Extracts from a graphics dataset:
━━━━━━━━━━━━━━━━

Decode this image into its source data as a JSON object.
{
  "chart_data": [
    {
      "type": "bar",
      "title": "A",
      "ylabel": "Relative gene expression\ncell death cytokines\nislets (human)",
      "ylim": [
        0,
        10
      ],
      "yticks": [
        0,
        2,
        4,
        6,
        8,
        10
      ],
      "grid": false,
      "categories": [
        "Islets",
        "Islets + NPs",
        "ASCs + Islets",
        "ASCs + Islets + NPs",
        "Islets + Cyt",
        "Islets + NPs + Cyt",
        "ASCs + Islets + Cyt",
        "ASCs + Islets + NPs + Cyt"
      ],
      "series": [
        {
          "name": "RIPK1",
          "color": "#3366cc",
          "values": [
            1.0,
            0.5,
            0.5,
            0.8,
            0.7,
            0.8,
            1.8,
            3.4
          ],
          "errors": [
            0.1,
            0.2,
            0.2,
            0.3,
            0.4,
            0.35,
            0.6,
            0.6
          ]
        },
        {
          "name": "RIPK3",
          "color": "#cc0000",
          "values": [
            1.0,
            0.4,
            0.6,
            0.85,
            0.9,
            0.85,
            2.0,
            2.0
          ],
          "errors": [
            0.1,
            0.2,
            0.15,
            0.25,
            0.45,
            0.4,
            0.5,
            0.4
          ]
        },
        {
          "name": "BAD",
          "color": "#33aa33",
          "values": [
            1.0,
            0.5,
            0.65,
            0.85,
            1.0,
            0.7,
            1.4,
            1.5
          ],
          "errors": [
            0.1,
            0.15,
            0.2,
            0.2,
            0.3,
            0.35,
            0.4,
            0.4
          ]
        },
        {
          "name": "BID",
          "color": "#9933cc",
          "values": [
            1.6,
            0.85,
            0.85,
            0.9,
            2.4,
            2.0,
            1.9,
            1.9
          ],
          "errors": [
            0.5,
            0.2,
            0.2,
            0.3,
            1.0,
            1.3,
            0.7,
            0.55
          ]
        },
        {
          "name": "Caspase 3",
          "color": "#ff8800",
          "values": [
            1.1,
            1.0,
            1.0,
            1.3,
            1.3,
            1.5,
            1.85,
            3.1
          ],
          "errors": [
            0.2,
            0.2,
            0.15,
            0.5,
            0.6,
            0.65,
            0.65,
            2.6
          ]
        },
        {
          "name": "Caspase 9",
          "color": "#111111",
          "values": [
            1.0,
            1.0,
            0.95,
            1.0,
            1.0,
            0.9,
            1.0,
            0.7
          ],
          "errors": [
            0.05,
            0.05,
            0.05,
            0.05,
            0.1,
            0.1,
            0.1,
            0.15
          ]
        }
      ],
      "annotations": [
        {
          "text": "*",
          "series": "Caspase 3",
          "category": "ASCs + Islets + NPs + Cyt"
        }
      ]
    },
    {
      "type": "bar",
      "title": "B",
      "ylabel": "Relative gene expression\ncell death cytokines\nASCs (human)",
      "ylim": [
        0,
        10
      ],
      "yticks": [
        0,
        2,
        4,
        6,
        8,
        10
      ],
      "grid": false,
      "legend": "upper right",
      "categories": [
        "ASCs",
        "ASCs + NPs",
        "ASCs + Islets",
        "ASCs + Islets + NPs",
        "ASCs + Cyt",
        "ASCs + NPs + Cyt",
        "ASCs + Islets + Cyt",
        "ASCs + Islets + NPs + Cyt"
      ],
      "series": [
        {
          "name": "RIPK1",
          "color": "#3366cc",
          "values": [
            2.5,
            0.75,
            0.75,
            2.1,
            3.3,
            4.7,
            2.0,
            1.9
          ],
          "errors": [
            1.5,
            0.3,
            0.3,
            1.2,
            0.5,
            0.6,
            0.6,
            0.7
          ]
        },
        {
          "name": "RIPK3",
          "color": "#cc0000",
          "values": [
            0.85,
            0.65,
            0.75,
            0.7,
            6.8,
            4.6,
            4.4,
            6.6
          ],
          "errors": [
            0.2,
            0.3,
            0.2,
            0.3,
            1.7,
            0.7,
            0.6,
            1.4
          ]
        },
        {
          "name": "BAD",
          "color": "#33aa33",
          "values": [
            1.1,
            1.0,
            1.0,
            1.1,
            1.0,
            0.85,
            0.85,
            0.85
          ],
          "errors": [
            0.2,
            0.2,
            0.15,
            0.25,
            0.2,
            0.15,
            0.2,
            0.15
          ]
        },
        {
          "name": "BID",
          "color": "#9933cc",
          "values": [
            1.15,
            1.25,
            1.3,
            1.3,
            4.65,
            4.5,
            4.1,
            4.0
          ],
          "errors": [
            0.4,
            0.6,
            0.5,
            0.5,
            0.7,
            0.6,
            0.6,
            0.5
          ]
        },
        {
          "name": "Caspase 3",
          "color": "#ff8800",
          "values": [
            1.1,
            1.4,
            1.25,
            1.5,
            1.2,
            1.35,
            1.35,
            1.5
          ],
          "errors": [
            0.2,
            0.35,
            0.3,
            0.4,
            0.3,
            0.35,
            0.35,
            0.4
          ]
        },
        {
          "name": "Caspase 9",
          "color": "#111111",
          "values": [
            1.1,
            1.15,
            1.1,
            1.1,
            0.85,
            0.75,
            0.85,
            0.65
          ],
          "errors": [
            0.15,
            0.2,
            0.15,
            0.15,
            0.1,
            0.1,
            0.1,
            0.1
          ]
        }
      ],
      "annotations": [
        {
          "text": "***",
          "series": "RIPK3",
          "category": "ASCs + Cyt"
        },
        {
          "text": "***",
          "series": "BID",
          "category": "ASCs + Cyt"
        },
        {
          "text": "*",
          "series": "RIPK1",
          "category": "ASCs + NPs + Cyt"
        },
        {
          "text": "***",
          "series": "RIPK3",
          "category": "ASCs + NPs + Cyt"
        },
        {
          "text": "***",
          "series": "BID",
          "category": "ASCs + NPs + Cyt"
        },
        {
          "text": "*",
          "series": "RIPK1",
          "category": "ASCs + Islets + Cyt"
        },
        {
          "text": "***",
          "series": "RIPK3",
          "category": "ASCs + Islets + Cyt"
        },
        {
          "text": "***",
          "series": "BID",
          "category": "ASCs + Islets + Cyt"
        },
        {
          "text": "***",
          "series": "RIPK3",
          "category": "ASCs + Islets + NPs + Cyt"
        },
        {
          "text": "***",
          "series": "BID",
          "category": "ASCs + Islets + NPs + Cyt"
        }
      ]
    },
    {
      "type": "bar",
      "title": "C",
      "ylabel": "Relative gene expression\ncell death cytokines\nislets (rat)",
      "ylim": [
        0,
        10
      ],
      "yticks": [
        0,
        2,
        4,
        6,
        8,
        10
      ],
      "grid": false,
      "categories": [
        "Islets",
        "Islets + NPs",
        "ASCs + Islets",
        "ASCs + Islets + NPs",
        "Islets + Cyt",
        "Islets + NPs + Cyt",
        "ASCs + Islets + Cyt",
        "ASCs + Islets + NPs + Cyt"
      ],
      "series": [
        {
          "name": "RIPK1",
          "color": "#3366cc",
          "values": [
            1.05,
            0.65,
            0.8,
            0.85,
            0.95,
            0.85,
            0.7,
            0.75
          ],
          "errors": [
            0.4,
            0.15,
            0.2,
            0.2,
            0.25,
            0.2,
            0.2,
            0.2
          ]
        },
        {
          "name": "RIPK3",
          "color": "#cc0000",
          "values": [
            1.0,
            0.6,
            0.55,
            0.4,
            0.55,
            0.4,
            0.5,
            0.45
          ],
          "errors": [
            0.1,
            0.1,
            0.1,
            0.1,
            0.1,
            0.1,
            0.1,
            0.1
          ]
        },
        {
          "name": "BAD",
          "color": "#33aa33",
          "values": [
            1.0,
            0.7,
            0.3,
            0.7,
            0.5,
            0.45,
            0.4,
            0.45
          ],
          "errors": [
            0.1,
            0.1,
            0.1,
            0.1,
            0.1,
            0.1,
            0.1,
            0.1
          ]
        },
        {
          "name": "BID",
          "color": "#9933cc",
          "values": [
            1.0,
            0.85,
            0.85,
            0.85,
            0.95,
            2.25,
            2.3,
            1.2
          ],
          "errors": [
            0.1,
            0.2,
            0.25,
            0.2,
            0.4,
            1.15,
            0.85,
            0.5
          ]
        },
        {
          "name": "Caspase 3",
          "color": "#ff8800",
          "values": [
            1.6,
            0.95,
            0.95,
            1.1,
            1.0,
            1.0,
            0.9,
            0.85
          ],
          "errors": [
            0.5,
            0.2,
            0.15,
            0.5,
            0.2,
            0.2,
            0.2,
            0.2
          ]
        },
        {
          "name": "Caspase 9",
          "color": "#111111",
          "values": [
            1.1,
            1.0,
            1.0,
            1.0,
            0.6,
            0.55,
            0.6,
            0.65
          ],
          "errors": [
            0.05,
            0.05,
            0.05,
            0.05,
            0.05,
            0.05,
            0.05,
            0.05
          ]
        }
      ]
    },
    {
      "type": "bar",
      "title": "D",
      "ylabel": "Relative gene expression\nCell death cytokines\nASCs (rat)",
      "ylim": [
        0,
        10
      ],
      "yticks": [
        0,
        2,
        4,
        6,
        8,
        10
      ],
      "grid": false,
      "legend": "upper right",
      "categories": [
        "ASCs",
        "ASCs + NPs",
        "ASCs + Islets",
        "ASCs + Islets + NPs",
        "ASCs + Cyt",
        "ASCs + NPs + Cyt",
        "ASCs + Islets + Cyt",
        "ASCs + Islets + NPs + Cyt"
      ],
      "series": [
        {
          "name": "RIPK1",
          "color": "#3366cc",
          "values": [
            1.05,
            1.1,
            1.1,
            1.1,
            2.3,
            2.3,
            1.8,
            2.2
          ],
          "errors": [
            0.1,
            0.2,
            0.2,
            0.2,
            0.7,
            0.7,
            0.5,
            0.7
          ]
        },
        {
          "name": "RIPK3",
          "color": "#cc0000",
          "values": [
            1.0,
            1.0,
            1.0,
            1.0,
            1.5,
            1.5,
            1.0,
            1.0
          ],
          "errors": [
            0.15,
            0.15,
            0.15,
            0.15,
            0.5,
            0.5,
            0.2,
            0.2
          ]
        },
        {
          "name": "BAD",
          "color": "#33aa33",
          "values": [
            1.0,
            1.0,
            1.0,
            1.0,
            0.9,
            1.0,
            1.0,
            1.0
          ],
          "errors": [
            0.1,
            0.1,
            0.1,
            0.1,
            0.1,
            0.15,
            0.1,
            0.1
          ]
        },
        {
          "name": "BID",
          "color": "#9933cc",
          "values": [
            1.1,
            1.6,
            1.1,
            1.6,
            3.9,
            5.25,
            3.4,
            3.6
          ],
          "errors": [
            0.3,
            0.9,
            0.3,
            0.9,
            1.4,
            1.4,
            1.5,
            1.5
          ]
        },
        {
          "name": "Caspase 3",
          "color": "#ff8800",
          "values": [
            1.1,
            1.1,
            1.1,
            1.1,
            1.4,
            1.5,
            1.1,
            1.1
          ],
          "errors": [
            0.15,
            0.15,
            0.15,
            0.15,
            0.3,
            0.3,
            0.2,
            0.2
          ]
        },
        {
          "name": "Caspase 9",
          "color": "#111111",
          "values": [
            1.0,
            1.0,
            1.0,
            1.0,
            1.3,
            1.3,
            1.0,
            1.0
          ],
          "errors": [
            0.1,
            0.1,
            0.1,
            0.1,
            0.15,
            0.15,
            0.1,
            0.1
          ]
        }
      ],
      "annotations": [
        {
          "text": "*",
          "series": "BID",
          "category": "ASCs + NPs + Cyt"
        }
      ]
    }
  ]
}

━━━━━━━━━━━━━━━━

Prompt:
All lines in the preceding records that hold the word "human" need to be copied.

Solution to the problem:
      "ylabel": "Relative gene expression\ncell death cytokines\nislets (human)",
      "ylabel": "Relative gene expression\ncell death cytokines\nASCs (human)",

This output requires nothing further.